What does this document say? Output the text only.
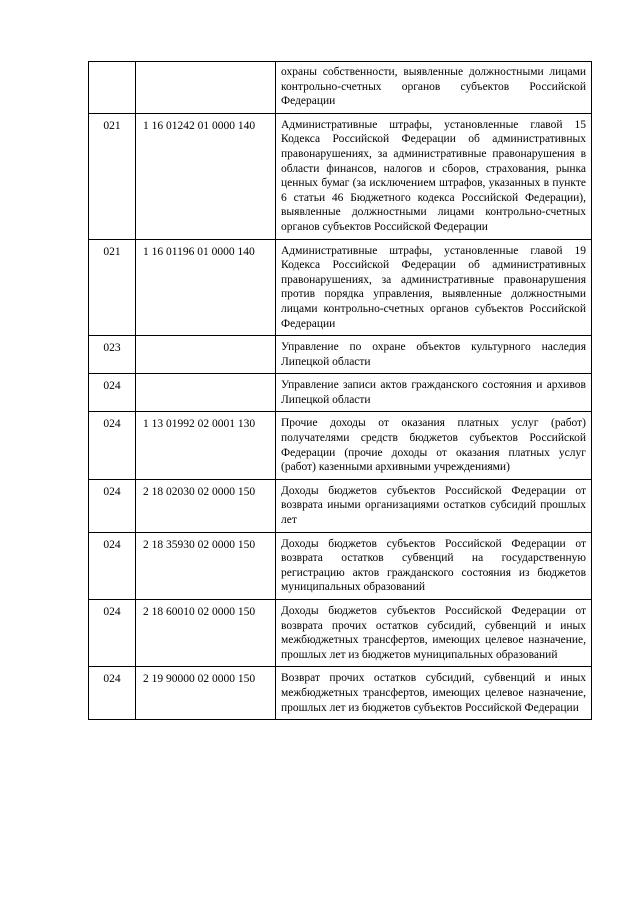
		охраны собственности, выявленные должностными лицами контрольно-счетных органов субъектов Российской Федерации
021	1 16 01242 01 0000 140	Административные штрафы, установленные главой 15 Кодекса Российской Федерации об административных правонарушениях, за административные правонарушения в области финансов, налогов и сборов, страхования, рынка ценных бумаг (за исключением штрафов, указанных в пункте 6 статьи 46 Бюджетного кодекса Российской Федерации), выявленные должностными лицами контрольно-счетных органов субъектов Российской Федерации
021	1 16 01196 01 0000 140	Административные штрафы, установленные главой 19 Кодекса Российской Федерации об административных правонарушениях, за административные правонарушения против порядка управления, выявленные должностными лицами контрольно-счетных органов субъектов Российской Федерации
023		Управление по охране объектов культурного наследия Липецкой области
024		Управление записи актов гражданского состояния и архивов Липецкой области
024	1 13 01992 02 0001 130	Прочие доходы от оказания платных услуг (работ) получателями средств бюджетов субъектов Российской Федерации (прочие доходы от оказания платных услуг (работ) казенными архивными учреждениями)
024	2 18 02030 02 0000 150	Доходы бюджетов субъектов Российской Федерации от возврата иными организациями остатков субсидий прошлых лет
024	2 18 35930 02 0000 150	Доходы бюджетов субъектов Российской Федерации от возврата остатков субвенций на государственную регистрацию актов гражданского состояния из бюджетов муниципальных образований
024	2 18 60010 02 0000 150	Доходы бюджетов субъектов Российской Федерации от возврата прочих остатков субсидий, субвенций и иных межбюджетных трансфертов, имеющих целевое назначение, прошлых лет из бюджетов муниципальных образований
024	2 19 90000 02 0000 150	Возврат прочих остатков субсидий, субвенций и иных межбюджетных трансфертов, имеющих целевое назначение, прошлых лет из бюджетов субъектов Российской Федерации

-------

Filter the records above and return every line that holds the word "Управление".

023		Управление по охране объектов культурного наследия Липецкой области
024		Управление записи актов гражданского состояния и архивов Липецкой области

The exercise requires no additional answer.